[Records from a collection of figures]
◆ ◆ ◆ ◆ ◆

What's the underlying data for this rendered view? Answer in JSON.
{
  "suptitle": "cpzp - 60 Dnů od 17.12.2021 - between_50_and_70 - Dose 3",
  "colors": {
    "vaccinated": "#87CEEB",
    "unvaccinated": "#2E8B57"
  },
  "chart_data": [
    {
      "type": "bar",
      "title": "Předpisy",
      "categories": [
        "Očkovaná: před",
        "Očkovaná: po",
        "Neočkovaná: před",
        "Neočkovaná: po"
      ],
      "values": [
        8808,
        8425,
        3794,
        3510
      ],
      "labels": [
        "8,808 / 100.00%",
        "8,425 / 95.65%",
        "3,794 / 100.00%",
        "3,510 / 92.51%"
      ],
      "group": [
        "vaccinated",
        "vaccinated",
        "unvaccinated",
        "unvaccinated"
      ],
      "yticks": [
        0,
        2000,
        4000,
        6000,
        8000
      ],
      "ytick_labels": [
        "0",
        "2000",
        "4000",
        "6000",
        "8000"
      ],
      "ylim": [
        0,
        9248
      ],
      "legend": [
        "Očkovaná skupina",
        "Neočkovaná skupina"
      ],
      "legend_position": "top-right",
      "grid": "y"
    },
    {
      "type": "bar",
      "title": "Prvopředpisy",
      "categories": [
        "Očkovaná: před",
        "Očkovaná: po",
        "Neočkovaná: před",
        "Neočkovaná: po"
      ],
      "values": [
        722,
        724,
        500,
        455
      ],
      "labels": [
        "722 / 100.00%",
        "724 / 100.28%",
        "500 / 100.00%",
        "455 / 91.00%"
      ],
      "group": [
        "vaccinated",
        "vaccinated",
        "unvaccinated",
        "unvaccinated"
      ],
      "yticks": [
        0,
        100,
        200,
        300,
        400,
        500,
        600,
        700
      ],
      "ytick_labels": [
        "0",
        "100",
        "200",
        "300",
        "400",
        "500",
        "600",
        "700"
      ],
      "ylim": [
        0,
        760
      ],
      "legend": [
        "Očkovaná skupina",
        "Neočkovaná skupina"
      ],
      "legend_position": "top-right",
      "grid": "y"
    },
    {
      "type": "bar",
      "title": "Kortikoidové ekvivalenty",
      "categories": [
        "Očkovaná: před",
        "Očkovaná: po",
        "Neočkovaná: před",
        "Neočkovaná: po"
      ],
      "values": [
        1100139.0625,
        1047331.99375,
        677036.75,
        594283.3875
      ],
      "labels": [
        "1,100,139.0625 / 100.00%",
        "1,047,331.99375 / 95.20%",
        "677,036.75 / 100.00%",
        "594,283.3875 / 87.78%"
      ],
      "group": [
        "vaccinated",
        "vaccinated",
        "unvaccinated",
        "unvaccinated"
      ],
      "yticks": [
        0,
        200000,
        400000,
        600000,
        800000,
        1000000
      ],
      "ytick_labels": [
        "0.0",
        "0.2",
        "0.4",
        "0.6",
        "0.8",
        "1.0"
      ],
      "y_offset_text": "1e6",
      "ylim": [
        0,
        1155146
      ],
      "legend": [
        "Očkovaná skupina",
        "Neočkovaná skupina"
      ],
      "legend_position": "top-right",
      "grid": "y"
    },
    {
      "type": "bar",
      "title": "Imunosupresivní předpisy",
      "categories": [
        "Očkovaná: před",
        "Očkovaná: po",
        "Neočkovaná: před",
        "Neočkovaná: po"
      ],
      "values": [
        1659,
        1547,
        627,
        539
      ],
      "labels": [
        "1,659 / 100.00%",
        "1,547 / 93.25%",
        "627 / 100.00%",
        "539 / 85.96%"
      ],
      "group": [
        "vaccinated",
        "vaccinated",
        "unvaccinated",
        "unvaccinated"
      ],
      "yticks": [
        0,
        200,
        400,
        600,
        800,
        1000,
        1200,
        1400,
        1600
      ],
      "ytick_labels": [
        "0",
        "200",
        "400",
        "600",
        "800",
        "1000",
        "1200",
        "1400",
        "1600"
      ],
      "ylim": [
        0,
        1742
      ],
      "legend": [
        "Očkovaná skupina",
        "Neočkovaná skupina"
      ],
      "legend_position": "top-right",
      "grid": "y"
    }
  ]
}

◆ ◆ ◆ ◆ ◆

__WORK INSTRUCTIONS__.
Retype the entries one by one, exactly.

__IN RESPONSE__.
What's the underlying data for this rendered view? Answer in JSON.
{
  "suptitle": "cpzp - 60 Dnů od 17.12.2021 - between_50_and_70 - Dose 3",
  "colors": {
    "vaccinated": "#87CEEB",
    "unvaccinated": "#2E8B57"
  },
  "chart_data": [
    {
      "type": "bar",
      "title": "Předpisy",
      "categories": [
        "Očkovaná: před",
        "Očkovaná: po",
        "Neočkovaná: před",
        "Neočkovaná: po"
      ],
      "values": [
        8808,
        8425,
        3794,
        3510
      ],
      "labels": [
        "8,808 / 100.00%",
        "8,425 / 95.65%",
        "3,794 / 100.00%",
        "3,510 / 92.51%"
      ],
      "group": [
        "vaccinated",
        "vaccinated",
        "unvaccinated",
        "unvaccinated"
      ],
      "yticks": [
        0,
        2000,
        4000,
        6000,
        8000
      ],
      "ytick_labels": [
        "0",
        "2000",
        "4000",
        "6000",
        "8000"
      ],
      "ylim": [
        0,
        9248
      ],
      "legend": [
        "Očkovaná skupina",
        "Neočkovaná skupina"
      ],
      "legend_position": "top-right",
      "grid": "y"
    },
    {
      "type": "bar",
      "title": "Prvopředpisy",
      "categories": [
        "Očkovaná: před",
        "Očkovaná: po",
        "Neočkovaná: před",
        "Neočkovaná: po"
      ],
      "values": [
        722,
        724,
        500,
        455
      ],
      "labels": [
        "722 / 100.00%",
        "724 / 100.28%",
        "500 / 100.00%",
        "455 / 91.00%"
      ],
      "group": [
        "vaccinated",
        "vaccinated",
        "unvaccinated",
        "unvaccinated"
      ],
      "yticks": [
        0,
        100,
        200,
        300,
        400,
        500,
        600,
        700
      ],
      "ytick_labels": [
        "0",
        "100",
        "200",
        "300",
        "400",
        "500",
        "600",
        "700"
      ],
      "ylim": [
        0,
        760
      ],
      "legend": [
        "Očkovaná skupina",
        "Neočkovaná skupina"
      ],
      "legend_position": "top-right",
      "grid": "y"
    },
    {
      "type": "bar",
      "title": "Kortikoidové ekvivalenty",
      "categories": [
        "Očkovaná: před",
        "Očkovaná: po",
        "Neočkovaná: před",
        "Neočkovaná: po"
      ],
      "values": [
        1100139.0625,
        1047331.99375,
        677036.75,
        594283.3875
      ],
      "labels": [
        "1,100,139.0625 / 100.00%",
        "1,047,331.99375 / 95.20%",
        "677,036.75 / 100.00%",
        "594,283.3875 / 87.78%"
      ],
      "group": [
        "vaccinated",
        "vaccinated",
        "unvaccinated",
        "unvaccinated"
      ],
      "yticks": [
        0,
        200000,
        400000,
        600000,
        800000,
        1000000
      ],
      "ytick_labels": [
        "0.0",
        "0.2",
        "0.4",
        "0.6",
        "0.8",
        "1.0"
      ],
      "y_offset_text": "1e6",
      "ylim": [
        0,
        1155146
      ],
      "legend": [
        "Očkovaná skupina",
        "Neočkovaná skupina"
      ],
      "legend_position": "top-right",
      "grid": "y"
    },
    {
      "type": "bar",
      "title": "Imunosupresivní předpisy",
      "categories": [
        "Očkovaná: před",
        "Očkovaná: po",
        "Neočkovaná: před",
        "Neočkovaná: po"
      ],
      "values": [
        1659,
        1547,
        627,
        539
      ],
      "labels": [
        "1,659 / 100.00%",
        "1,547 / 93.25%",
        "627 / 100.00%",
        "539 / 85.96%"
      ],
      "group": [
        "vaccinated",
        "vaccinated",
        "unvaccinated",
        "unvaccinated"
      ],
      "yticks": [
        0,
        200,
        400,
        600,
        800,
        1000,
        1200,
        1400,
        1600
      ],
      "ytick_labels": [
        "0",
        "200",
        "400",
        "600",
        "800",
        "1000",
        "1200",
        "1400",
        "1600"
      ],
      "ylim": [
        0,
        1742
      ],
      "legend": [
        "Očkovaná skupina",
        "Neočkovaná skupina"
      ],
      "legend_position": "top-right",
      "grid": "y"
    }
  ]
}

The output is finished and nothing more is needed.